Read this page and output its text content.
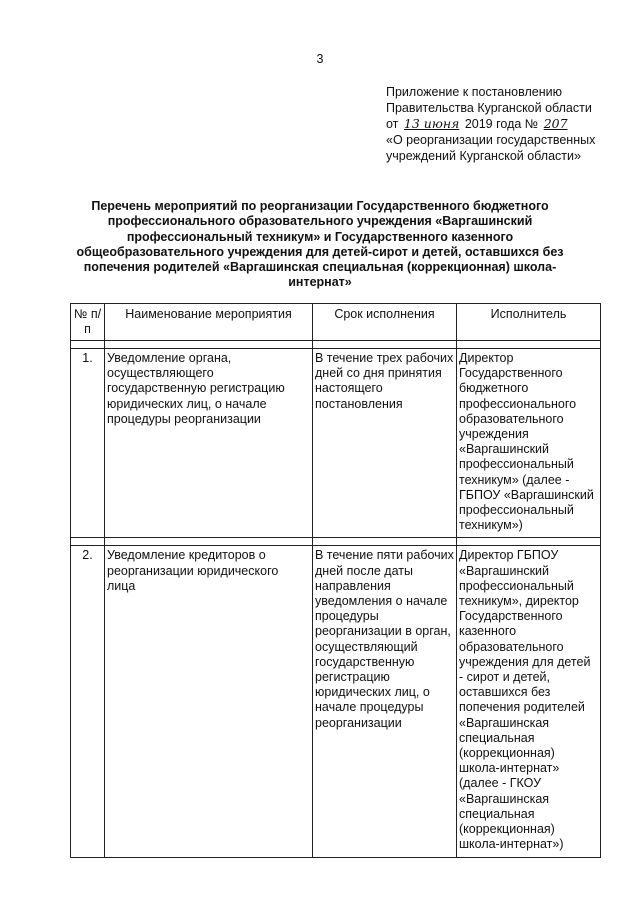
3
Приложение к постановлению
Правительства Курганской области
от 13 июня 2019 года № 207
«О реорганизации государственных
учреждений Курганской области»
Перечень мероприятий по реорганизации Государственного бюджетного профессионального образовательного учреждения «Варгашинский профессиональный техникум» и Государственного казенного общеобразовательного учреждения для детей-сирот и детей, оставшихся без попечения родителей «Варгашинская специальная (коррекционная) школа-интернат»
№ п/п	Наименование мероприятия	Срок исполнения	Исполнитель

1.	Уведомление органа, осуществляющего государственную регистрацию юридических лиц, о начале процедуры реорганизации	В течение трех рабочих дней со дня принятия настоящего постановления	Директор Государственного бюджетного профессионального образовательного учреждения «Варгашинский профессиональный техникум» (далее - ГБПОУ «Варгашинский профессиональный техникум»)

2.	Уведомление кредиторов о реорганизации юридического лица	В течение пяти рабочих дней после даты направления уведомления о начале процедуры реорганизации в орган, осуществляющий государственную регистрацию юридических лиц, о начале процедуры реорганизации	Директор ГБПОУ «Варгашинский профессиональный техникум», директор Государственного казенного образовательного учреждения для детей - сирот и детей, оставшихся без попечения родителей «Варгашинская специальная (коррекционная) школа-интернат» (далее - ГКОУ «Варгашинская специальная (коррекционная) школа-интернат»)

——————————

- [What you should do] Write out the entries again, exactly as given, skipping any images.

- [Worked answer]
Read this page and output its text content.
3
Приложение к постановлению
Правительства Курганской области
от 13 июня 2019 года № 207
«О реорганизации государственных
учреждений Курганской области»
Перечень мероприятий по реорганизации Государственного бюджетного профессионального образовательного учреждения «Варгашинский профессиональный техникум» и Государственного казенного общеобразовательного учреждения для детей-сирот и детей, оставшихся без попечения родителей «Варгашинская специальная (коррекционная) школа-интернат»
№ п/п	Наименование мероприятия	Срок исполнения	Исполнитель

1.	Уведомление органа, осуществляющего государственную регистрацию юридических лиц, о начале процедуры реорганизации	В течение трех рабочих дней со дня принятия настоящего постановления	Директор Государственного бюджетного профессионального образовательного учреждения «Варгашинский профессиональный техникум» (далее - ГБПОУ «Варгашинский профессиональный техникум»)

2.	Уведомление кредиторов о реорганизации юридического лица	В течение пяти рабочих дней после даты направления уведомления о начале процедуры реорганизации в орган, осуществляющий государственную регистрацию юридических лиц, о начале процедуры реорганизации	Директор ГБПОУ «Варгашинский профессиональный техникум», директор Государственного казенного образовательного учреждения для детей - сирот и детей, оставшихся без попечения родителей «Варгашинская специальная (коррекционная) школа-интернат» (далее - ГКОУ «Варгашинская специальная (коррекционная) школа-интернат»)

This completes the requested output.